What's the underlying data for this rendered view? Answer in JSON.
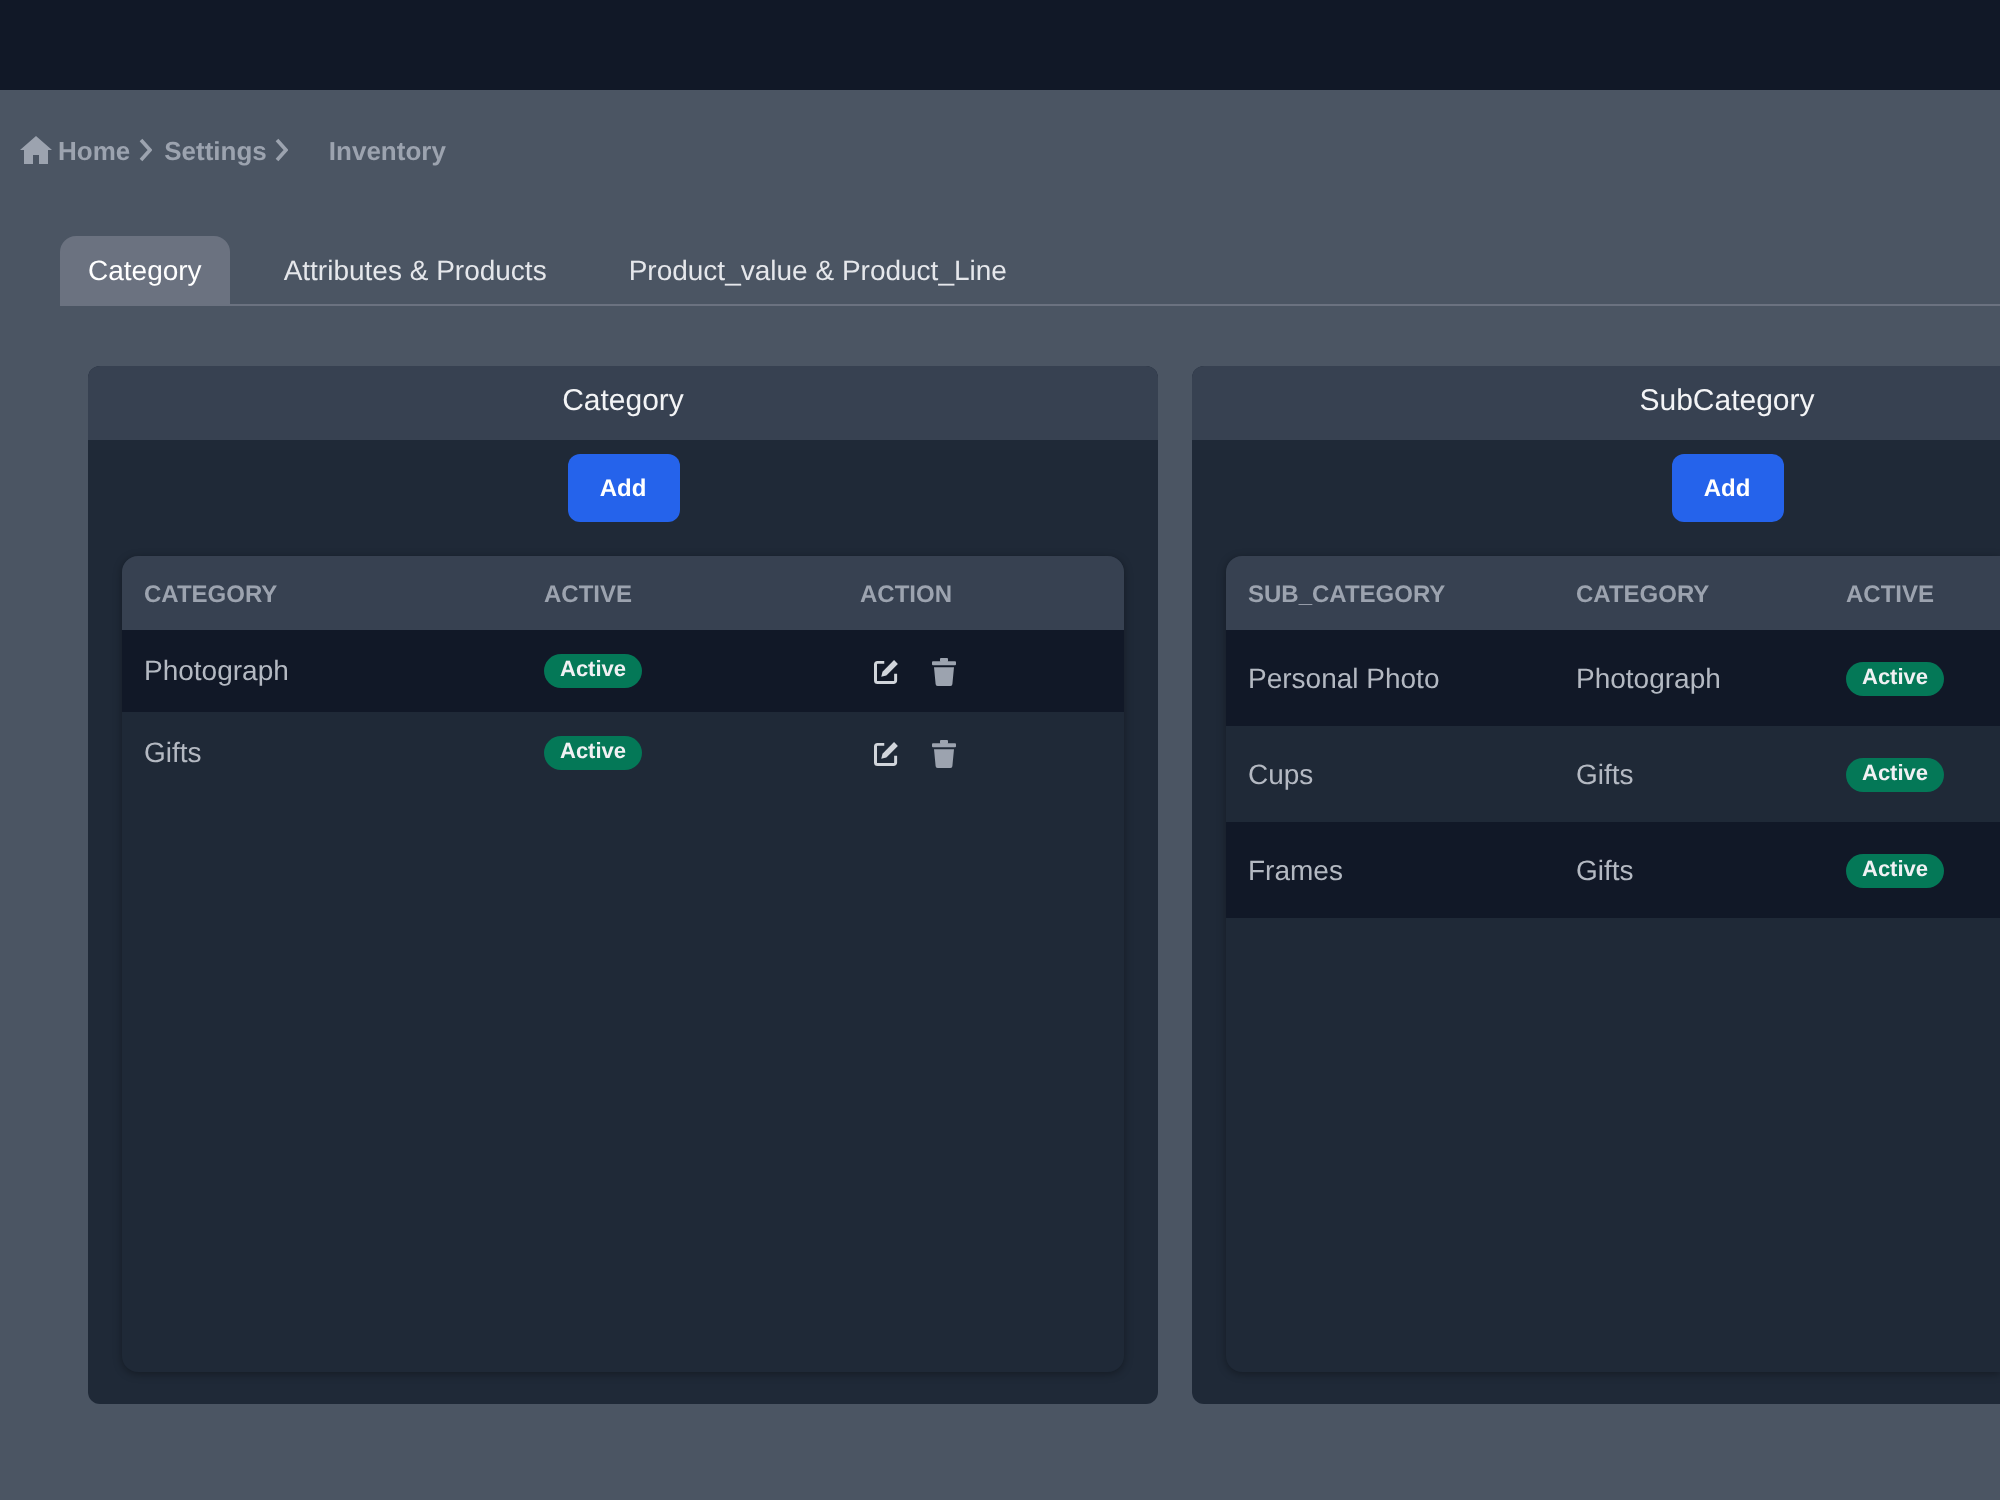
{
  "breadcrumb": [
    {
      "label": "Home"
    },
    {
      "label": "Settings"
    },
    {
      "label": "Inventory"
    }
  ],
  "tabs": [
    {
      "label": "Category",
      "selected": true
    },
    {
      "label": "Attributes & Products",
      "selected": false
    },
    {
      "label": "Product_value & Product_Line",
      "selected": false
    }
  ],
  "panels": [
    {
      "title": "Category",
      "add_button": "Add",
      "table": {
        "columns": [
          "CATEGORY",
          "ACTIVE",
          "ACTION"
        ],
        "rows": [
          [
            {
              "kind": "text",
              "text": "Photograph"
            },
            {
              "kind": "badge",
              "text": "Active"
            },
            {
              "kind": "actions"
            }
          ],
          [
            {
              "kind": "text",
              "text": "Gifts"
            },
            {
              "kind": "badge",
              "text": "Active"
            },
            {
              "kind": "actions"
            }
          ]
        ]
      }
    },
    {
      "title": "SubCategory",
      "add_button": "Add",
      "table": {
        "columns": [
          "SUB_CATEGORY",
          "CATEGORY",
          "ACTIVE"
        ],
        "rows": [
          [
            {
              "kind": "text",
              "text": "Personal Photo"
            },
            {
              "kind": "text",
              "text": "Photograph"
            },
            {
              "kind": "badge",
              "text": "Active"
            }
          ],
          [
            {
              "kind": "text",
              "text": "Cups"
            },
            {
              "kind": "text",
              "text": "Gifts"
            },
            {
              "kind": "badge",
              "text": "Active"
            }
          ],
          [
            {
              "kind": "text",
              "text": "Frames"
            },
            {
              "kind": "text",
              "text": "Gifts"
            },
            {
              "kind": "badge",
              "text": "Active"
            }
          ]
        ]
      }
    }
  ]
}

____

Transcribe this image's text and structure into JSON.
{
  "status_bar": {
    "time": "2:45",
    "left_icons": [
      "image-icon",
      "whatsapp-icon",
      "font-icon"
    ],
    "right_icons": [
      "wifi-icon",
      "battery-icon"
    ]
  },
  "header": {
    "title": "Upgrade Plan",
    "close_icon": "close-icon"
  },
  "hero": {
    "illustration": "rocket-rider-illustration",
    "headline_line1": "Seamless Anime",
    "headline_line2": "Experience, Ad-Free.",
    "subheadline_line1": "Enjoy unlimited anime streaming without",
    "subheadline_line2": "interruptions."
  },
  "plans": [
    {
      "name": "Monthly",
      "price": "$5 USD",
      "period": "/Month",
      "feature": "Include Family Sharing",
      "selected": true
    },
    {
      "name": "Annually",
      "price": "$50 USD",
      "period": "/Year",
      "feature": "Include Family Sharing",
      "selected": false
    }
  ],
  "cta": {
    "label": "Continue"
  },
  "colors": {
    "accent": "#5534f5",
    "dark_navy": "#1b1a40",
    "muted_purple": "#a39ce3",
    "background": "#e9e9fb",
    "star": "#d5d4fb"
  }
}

____

WHAT YOU HAVE TO DO
State how many lines in the entries above include the word "title"; reply with the number alone.

RESULT OF THE EXERCISE
3